-- Begin INPUT --

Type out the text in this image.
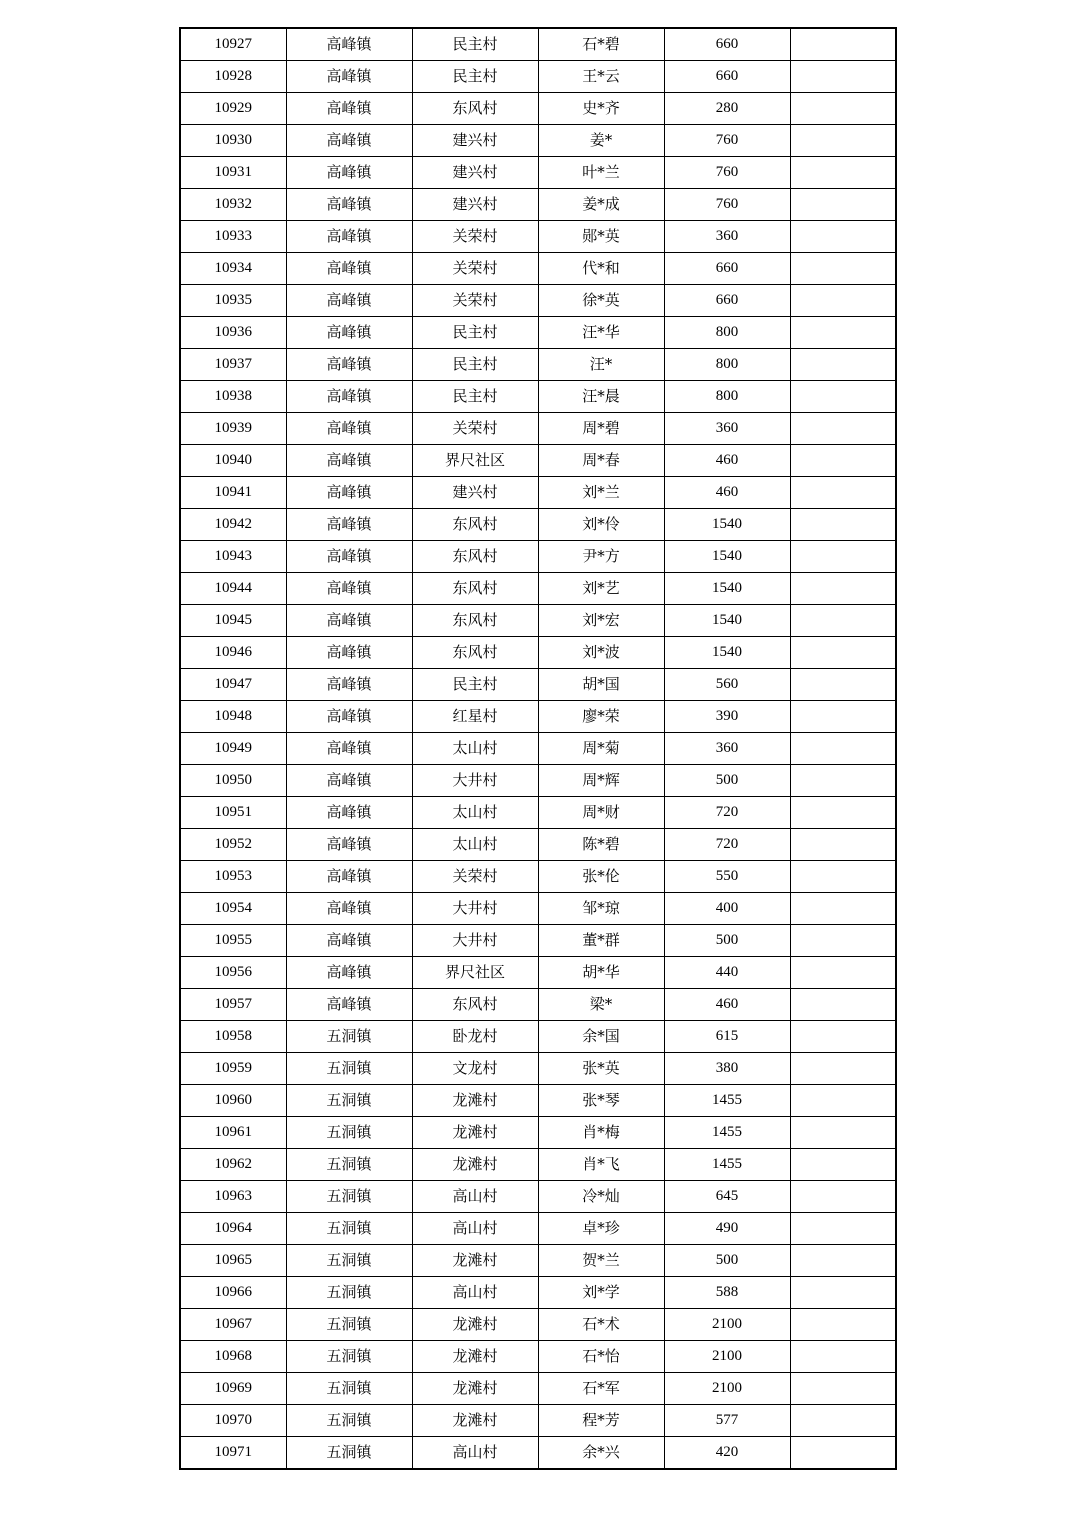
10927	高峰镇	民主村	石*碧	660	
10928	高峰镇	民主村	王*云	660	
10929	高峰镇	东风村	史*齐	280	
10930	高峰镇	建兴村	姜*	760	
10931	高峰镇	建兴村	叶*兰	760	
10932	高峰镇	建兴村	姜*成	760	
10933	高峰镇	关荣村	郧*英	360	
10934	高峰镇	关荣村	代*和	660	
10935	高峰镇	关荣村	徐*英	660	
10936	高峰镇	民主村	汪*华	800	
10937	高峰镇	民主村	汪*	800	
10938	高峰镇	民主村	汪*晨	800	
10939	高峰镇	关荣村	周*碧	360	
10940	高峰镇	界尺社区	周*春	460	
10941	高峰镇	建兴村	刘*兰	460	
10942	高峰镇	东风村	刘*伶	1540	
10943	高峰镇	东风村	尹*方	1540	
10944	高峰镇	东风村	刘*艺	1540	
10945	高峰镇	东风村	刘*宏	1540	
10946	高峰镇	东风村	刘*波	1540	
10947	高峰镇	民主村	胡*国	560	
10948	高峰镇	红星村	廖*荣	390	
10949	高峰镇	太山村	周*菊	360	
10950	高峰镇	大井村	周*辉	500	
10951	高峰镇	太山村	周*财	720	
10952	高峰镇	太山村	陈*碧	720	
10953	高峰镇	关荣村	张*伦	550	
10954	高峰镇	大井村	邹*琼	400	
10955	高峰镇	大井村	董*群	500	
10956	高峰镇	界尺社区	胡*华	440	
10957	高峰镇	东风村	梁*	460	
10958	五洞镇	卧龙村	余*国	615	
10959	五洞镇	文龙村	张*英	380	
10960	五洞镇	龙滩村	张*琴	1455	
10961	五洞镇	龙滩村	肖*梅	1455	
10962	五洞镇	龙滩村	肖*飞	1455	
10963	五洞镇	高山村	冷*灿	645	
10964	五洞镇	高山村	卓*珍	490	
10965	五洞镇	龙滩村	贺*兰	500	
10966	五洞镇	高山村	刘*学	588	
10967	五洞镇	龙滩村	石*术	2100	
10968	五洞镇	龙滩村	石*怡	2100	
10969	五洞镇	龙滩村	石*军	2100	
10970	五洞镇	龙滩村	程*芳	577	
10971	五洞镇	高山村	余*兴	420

-- End INPUT --

■ TO DO: Write out the full listing verbatim, excluding its pictures.

■ WRITTEN SOLUTION:
Type out the text in this image.
10927	高峰镇	民主村	石*碧	660	
10928	高峰镇	民主村	王*云	660	
10929	高峰镇	东风村	史*齐	280	
10930	高峰镇	建兴村	姜*	760	
10931	高峰镇	建兴村	叶*兰	760	
10932	高峰镇	建兴村	姜*成	760	
10933	高峰镇	关荣村	郧*英	360	
10934	高峰镇	关荣村	代*和	660	
10935	高峰镇	关荣村	徐*英	660	
10936	高峰镇	民主村	汪*华	800	
10937	高峰镇	民主村	汪*	800	
10938	高峰镇	民主村	汪*晨	800	
10939	高峰镇	关荣村	周*碧	360	
10940	高峰镇	界尺社区	周*春	460	
10941	高峰镇	建兴村	刘*兰	460	
10942	高峰镇	东风村	刘*伶	1540	
10943	高峰镇	东风村	尹*方	1540	
10944	高峰镇	东风村	刘*艺	1540	
10945	高峰镇	东风村	刘*宏	1540	
10946	高峰镇	东风村	刘*波	1540	
10947	高峰镇	民主村	胡*国	560	
10948	高峰镇	红星村	廖*荣	390	
10949	高峰镇	太山村	周*菊	360	
10950	高峰镇	大井村	周*辉	500	
10951	高峰镇	太山村	周*财	720	
10952	高峰镇	太山村	陈*碧	720	
10953	高峰镇	关荣村	张*伦	550	
10954	高峰镇	大井村	邹*琼	400	
10955	高峰镇	大井村	董*群	500	
10956	高峰镇	界尺社区	胡*华	440	
10957	高峰镇	东风村	梁*	460	
10958	五洞镇	卧龙村	余*国	615	
10959	五洞镇	文龙村	张*英	380	
10960	五洞镇	龙滩村	张*琴	1455	
10961	五洞镇	龙滩村	肖*梅	1455	
10962	五洞镇	龙滩村	肖*飞	1455	
10963	五洞镇	高山村	冷*灿	645	
10964	五洞镇	高山村	卓*珍	490	
10965	五洞镇	龙滩村	贺*兰	500	
10966	五洞镇	高山村	刘*学	588	
10967	五洞镇	龙滩村	石*术	2100	
10968	五洞镇	龙滩村	石*怡	2100	
10969	五洞镇	龙滩村	石*军	2100	
10970	五洞镇	龙滩村	程*芳	577	
10971	五洞镇	高山村	余*兴	420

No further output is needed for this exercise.